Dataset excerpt
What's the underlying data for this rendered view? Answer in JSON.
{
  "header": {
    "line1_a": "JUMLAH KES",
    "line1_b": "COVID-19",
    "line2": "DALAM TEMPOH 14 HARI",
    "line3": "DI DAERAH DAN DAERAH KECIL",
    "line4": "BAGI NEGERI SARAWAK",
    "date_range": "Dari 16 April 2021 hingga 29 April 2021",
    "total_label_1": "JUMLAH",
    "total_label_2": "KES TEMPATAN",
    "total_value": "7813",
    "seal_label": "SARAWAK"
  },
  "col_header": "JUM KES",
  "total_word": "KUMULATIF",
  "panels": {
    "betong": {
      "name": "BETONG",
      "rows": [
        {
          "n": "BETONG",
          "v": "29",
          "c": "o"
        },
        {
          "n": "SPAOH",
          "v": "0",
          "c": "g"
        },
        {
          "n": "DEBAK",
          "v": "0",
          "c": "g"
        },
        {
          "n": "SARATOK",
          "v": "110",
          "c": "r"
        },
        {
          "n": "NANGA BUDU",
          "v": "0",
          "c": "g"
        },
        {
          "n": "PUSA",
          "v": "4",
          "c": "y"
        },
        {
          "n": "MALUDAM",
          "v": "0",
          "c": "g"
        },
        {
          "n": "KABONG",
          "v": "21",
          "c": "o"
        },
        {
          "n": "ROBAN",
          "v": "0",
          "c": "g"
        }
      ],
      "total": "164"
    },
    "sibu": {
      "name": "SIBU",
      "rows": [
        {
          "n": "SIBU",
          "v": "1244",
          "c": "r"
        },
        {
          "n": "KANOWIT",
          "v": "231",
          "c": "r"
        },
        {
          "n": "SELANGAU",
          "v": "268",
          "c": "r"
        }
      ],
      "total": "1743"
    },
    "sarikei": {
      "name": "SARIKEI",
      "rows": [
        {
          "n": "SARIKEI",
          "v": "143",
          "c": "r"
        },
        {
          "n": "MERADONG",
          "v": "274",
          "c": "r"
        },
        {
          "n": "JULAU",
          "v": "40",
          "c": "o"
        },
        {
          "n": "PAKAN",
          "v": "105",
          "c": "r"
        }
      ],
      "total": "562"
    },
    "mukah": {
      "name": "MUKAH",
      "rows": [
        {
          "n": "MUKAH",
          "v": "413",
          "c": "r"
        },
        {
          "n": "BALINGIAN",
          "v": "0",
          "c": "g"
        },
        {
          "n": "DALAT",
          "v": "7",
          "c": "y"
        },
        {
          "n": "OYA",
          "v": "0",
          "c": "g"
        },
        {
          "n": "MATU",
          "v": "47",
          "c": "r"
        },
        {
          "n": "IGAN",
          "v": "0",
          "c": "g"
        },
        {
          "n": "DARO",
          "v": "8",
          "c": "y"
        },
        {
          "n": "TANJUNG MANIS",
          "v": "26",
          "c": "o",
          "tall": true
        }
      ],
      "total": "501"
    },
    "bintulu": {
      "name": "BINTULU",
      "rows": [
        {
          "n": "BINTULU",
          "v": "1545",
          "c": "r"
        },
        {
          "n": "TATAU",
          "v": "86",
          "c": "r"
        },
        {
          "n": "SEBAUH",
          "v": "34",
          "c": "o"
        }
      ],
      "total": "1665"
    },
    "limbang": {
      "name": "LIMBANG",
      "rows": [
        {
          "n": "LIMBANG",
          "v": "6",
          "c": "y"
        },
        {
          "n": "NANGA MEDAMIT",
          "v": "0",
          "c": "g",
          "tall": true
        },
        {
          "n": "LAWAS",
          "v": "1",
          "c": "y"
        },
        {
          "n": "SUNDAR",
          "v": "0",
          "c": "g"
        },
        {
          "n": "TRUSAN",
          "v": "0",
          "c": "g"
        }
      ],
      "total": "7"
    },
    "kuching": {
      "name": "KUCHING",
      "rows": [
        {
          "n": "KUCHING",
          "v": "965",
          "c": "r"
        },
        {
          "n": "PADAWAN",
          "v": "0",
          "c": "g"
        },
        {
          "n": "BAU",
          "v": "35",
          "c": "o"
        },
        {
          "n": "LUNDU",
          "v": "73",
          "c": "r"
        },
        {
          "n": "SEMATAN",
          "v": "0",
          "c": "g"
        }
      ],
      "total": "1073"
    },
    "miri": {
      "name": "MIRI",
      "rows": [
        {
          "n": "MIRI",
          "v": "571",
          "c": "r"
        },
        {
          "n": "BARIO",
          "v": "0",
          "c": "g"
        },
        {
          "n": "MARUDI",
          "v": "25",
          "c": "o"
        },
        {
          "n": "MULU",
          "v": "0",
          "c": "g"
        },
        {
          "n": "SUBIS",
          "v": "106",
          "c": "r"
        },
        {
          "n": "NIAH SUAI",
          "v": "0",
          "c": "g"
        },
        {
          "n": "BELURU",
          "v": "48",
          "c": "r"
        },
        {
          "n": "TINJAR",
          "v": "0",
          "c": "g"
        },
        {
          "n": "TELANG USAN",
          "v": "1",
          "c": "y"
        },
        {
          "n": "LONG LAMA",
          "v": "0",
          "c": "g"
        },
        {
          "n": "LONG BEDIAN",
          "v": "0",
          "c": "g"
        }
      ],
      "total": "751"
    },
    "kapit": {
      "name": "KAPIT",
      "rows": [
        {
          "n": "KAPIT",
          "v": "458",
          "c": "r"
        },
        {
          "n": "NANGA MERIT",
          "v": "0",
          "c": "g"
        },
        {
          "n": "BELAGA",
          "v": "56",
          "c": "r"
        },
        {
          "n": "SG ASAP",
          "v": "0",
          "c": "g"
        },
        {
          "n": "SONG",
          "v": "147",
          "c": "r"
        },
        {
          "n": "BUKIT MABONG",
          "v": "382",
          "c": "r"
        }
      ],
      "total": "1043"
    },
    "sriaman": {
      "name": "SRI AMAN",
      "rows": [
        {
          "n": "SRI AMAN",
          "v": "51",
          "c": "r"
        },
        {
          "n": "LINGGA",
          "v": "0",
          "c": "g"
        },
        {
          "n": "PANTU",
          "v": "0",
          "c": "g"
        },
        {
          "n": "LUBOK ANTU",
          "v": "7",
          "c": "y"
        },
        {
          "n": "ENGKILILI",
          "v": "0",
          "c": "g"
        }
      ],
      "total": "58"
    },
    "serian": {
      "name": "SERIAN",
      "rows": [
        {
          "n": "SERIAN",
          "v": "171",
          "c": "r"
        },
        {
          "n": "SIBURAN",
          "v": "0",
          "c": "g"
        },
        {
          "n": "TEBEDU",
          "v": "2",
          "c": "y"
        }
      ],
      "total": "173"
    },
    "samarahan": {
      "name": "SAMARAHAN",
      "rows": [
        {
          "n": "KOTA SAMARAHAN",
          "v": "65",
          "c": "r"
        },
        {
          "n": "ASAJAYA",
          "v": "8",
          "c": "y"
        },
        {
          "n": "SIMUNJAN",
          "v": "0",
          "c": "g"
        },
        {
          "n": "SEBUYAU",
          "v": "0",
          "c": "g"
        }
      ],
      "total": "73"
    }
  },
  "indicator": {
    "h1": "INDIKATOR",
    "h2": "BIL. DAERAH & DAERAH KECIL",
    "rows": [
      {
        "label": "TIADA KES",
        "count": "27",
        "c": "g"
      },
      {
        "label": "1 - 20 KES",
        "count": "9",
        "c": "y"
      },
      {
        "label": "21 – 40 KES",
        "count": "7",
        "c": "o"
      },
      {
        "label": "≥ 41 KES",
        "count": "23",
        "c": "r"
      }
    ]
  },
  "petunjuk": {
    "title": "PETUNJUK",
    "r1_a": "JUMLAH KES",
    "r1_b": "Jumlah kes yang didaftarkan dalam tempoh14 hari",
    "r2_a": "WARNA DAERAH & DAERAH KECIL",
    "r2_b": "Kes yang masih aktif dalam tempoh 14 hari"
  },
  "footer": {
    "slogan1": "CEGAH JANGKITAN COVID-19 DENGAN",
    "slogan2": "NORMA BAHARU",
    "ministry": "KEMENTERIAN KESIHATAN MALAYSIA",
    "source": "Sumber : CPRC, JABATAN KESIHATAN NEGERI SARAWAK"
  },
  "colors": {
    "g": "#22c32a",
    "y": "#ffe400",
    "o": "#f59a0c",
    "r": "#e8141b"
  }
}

Written task
Copy each line holding the word "DAERAH" from the listing above.

Response
    "line3": "DI DAERAH DAN DAERAH KECIL",
    "h2": "BIL. DAERAH & DAERAH KECIL",
    "r2_a": "WARNA DAERAH & DAERAH KECIL",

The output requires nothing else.